Objective => Count how many lines hold the string "Insertion", and give only that number.

[Stored items from a collection]
╭──

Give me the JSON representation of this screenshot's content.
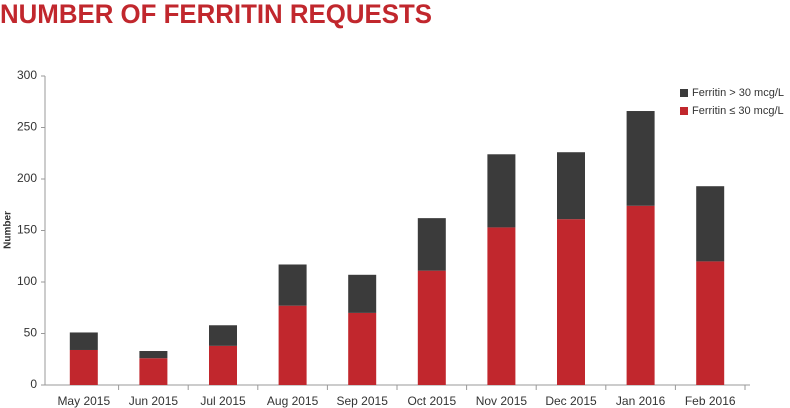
{
  "chart_data": {
    "type": "stacked_bar",
    "title": "NUMBER OF FERRITIN REQUESTS",
    "y_label": "Number",
    "categories": [
      "May 2015",
      "Jun 2015",
      "Jul 2015",
      "Aug 2015",
      "Sep 2015",
      "Oct 2015",
      "Nov 2015",
      "Dec 2015",
      "Jan 2016",
      "Feb 2016"
    ],
    "series": [
      {
        "name": "Ferritin > 30 mcg/L",
        "color": "#3b3b3b",
        "values": [
          17,
          7,
          20,
          40,
          37,
          51,
          71,
          65,
          92,
          73
        ]
      },
      {
        "name": "Ferritin ≤ 30 mcg/L",
        "color": "#c1272d",
        "values": [
          34,
          26,
          38,
          77,
          70,
          111,
          153,
          161,
          174,
          120
        ]
      }
    ],
    "ylim": [
      0,
      300
    ],
    "yticks": [
      0,
      50,
      100,
      150,
      200,
      250,
      300
    ],
    "grid": false,
    "legend": "top-right"
  }
}
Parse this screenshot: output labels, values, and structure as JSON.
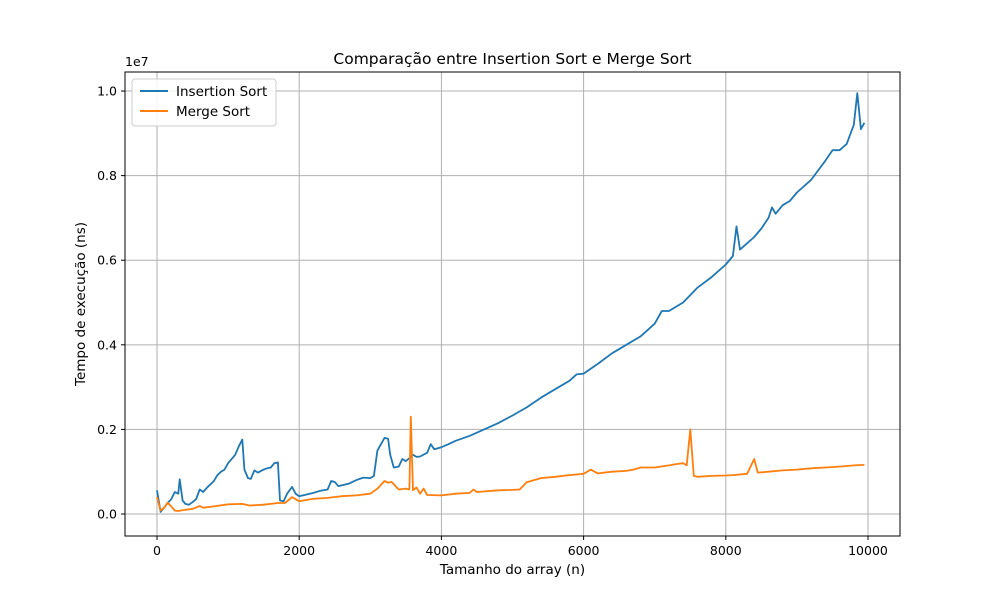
{
  "chart_data": {
    "type": "line",
    "title": "Comparação entre Insertion Sort e Merge Sort",
    "xlabel": "Tamanho do array (n)",
    "ylabel": "Tempo de execução (ns)",
    "y_offset_label": "1e7",
    "xlim": [
      -450,
      10450
    ],
    "ylim": [
      -520000,
      10450000
    ],
    "x_ticks": [
      0,
      2000,
      4000,
      6000,
      8000,
      10000
    ],
    "x_tick_labels": [
      "0",
      "2000",
      "4000",
      "6000",
      "8000",
      "10000"
    ],
    "y_ticks": [
      0,
      2000000,
      4000000,
      6000000,
      8000000,
      10000000
    ],
    "y_tick_labels": [
      "0.0",
      "0.2",
      "0.4",
      "0.6",
      "0.8",
      "1.0"
    ],
    "grid": true,
    "legend_position": "top-left",
    "series": [
      {
        "name": "Insertion Sort",
        "color": "#1f77b4",
        "points": [
          [
            0,
            560000
          ],
          [
            50,
            50000
          ],
          [
            100,
            150000
          ],
          [
            150,
            260000
          ],
          [
            200,
            350000
          ],
          [
            250,
            520000
          ],
          [
            300,
            480000
          ],
          [
            320,
            820000
          ],
          [
            360,
            320000
          ],
          [
            400,
            240000
          ],
          [
            450,
            220000
          ],
          [
            500,
            280000
          ],
          [
            550,
            350000
          ],
          [
            600,
            580000
          ],
          [
            650,
            520000
          ],
          [
            700,
            620000
          ],
          [
            800,
            780000
          ],
          [
            850,
            920000
          ],
          [
            900,
            1000000
          ],
          [
            950,
            1050000
          ],
          [
            1000,
            1200000
          ],
          [
            1100,
            1400000
          ],
          [
            1150,
            1600000
          ],
          [
            1200,
            1760000
          ],
          [
            1230,
            1050000
          ],
          [
            1280,
            850000
          ],
          [
            1320,
            830000
          ],
          [
            1370,
            1030000
          ],
          [
            1420,
            980000
          ],
          [
            1500,
            1050000
          ],
          [
            1550,
            1080000
          ],
          [
            1600,
            1100000
          ],
          [
            1650,
            1200000
          ],
          [
            1700,
            1220000
          ],
          [
            1730,
            320000
          ],
          [
            1780,
            300000
          ],
          [
            1830,
            480000
          ],
          [
            1900,
            640000
          ],
          [
            1950,
            480000
          ],
          [
            2000,
            420000
          ],
          [
            2200,
            500000
          ],
          [
            2300,
            550000
          ],
          [
            2400,
            580000
          ],
          [
            2450,
            780000
          ],
          [
            2500,
            760000
          ],
          [
            2550,
            660000
          ],
          [
            2700,
            720000
          ],
          [
            2800,
            800000
          ],
          [
            2900,
            860000
          ],
          [
            3000,
            850000
          ],
          [
            3050,
            900000
          ],
          [
            3100,
            1500000
          ],
          [
            3200,
            1800000
          ],
          [
            3250,
            1780000
          ],
          [
            3280,
            1400000
          ],
          [
            3330,
            1100000
          ],
          [
            3400,
            1120000
          ],
          [
            3450,
            1300000
          ],
          [
            3500,
            1250000
          ],
          [
            3550,
            1320000
          ],
          [
            3600,
            1400000
          ],
          [
            3650,
            1350000
          ],
          [
            3700,
            1360000
          ],
          [
            3800,
            1450000
          ],
          [
            3850,
            1650000
          ],
          [
            3900,
            1530000
          ],
          [
            4000,
            1580000
          ],
          [
            4100,
            1650000
          ],
          [
            4200,
            1730000
          ],
          [
            4400,
            1850000
          ],
          [
            4600,
            2000000
          ],
          [
            4800,
            2150000
          ],
          [
            5000,
            2330000
          ],
          [
            5200,
            2520000
          ],
          [
            5400,
            2750000
          ],
          [
            5600,
            2950000
          ],
          [
            5800,
            3150000
          ],
          [
            5900,
            3300000
          ],
          [
            6000,
            3320000
          ],
          [
            6200,
            3550000
          ],
          [
            6400,
            3800000
          ],
          [
            6600,
            4000000
          ],
          [
            6800,
            4200000
          ],
          [
            7000,
            4500000
          ],
          [
            7100,
            4800000
          ],
          [
            7200,
            4800000
          ],
          [
            7400,
            5000000
          ],
          [
            7600,
            5350000
          ],
          [
            7800,
            5600000
          ],
          [
            8000,
            5900000
          ],
          [
            8100,
            6100000
          ],
          [
            8150,
            6800000
          ],
          [
            8200,
            6250000
          ],
          [
            8300,
            6400000
          ],
          [
            8400,
            6550000
          ],
          [
            8500,
            6750000
          ],
          [
            8600,
            7000000
          ],
          [
            8650,
            7250000
          ],
          [
            8700,
            7100000
          ],
          [
            8800,
            7300000
          ],
          [
            8900,
            7400000
          ],
          [
            9000,
            7600000
          ],
          [
            9200,
            7900000
          ],
          [
            9400,
            8350000
          ],
          [
            9500,
            8600000
          ],
          [
            9600,
            8600000
          ],
          [
            9700,
            8750000
          ],
          [
            9800,
            9200000
          ],
          [
            9850,
            9950000
          ],
          [
            9900,
            9100000
          ],
          [
            9950,
            9250000
          ]
        ]
      },
      {
        "name": "Merge Sort",
        "color": "#ff7f0e",
        "points": [
          [
            0,
            400000
          ],
          [
            50,
            80000
          ],
          [
            100,
            150000
          ],
          [
            150,
            270000
          ],
          [
            200,
            180000
          ],
          [
            250,
            80000
          ],
          [
            300,
            70000
          ],
          [
            400,
            100000
          ],
          [
            500,
            120000
          ],
          [
            600,
            190000
          ],
          [
            650,
            150000
          ],
          [
            800,
            180000
          ],
          [
            1000,
            230000
          ],
          [
            1200,
            240000
          ],
          [
            1300,
            200000
          ],
          [
            1500,
            220000
          ],
          [
            1700,
            260000
          ],
          [
            1800,
            260000
          ],
          [
            1900,
            400000
          ],
          [
            1950,
            350000
          ],
          [
            2000,
            300000
          ],
          [
            2200,
            360000
          ],
          [
            2400,
            380000
          ],
          [
            2600,
            420000
          ],
          [
            2800,
            440000
          ],
          [
            3000,
            480000
          ],
          [
            3100,
            600000
          ],
          [
            3200,
            780000
          ],
          [
            3250,
            740000
          ],
          [
            3300,
            760000
          ],
          [
            3400,
            580000
          ],
          [
            3500,
            600000
          ],
          [
            3550,
            580000
          ],
          [
            3570,
            2300000
          ],
          [
            3600,
            560000
          ],
          [
            3650,
            630000
          ],
          [
            3700,
            480000
          ],
          [
            3750,
            600000
          ],
          [
            3800,
            450000
          ],
          [
            4000,
            440000
          ],
          [
            4200,
            480000
          ],
          [
            4400,
            500000
          ],
          [
            4450,
            580000
          ],
          [
            4500,
            520000
          ],
          [
            4800,
            560000
          ],
          [
            5000,
            570000
          ],
          [
            5100,
            580000
          ],
          [
            5200,
            750000
          ],
          [
            5400,
            850000
          ],
          [
            5600,
            880000
          ],
          [
            5800,
            920000
          ],
          [
            6000,
            950000
          ],
          [
            6100,
            1050000
          ],
          [
            6200,
            960000
          ],
          [
            6400,
            1000000
          ],
          [
            6600,
            1020000
          ],
          [
            6700,
            1050000
          ],
          [
            6800,
            1100000
          ],
          [
            7000,
            1100000
          ],
          [
            7200,
            1150000
          ],
          [
            7300,
            1180000
          ],
          [
            7400,
            1200000
          ],
          [
            7450,
            1150000
          ],
          [
            7500,
            2000000
          ],
          [
            7550,
            900000
          ],
          [
            7600,
            880000
          ],
          [
            7800,
            900000
          ],
          [
            8000,
            910000
          ],
          [
            8100,
            920000
          ],
          [
            8300,
            950000
          ],
          [
            8400,
            1300000
          ],
          [
            8450,
            980000
          ],
          [
            8600,
            1000000
          ],
          [
            8800,
            1030000
          ],
          [
            9000,
            1050000
          ],
          [
            9200,
            1080000
          ],
          [
            9400,
            1100000
          ],
          [
            9600,
            1120000
          ],
          [
            9800,
            1150000
          ],
          [
            9950,
            1160000
          ]
        ]
      }
    ]
  }
}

╰──

Solution below => 2